** EXERCISE REQUIREMENTS **
Restate the entries below verbatim.

** MATERIAL **

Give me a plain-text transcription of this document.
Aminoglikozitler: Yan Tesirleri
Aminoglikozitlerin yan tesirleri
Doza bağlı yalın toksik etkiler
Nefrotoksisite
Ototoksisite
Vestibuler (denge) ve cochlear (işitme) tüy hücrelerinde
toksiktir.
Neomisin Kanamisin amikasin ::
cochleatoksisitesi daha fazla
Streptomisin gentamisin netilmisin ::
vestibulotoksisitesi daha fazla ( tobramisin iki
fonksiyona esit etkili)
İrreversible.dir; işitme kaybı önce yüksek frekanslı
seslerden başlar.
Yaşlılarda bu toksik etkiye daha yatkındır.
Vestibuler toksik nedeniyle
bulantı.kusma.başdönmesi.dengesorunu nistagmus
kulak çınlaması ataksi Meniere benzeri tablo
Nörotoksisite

** THE OUTPUT **
Give me a plain-text transcription of this document.
Aminoglikozitler: Yan Tesirleri
Aminoglikozitlerin yan tesirleri
Doza bağlı yalın toksik etkiler
Nefrotoksisite
Ototoksisite
Vestibuler (denge) ve cochlear (işitme) tüy hücrelerinde
toksiktir.
Neomisin Kanamisin amikasin ::
cochleatoksisitesi daha fazla
Streptomisin gentamisin netilmisin ::
vestibulotoksisitesi daha fazla ( tobramisin iki
fonksiyona esit etkili)
İrreversible.dir; işitme kaybı önce yüksek frekanslı
seslerden başlar.
Yaşlılarda bu toksik etkiye daha yatkındır.
Vestibuler toksik nedeniyle
bulantı.kusma.başdönmesi.dengesorunu nistagmus
kulak çınlaması ataksi Meniere benzeri tablo
Nörotoksisite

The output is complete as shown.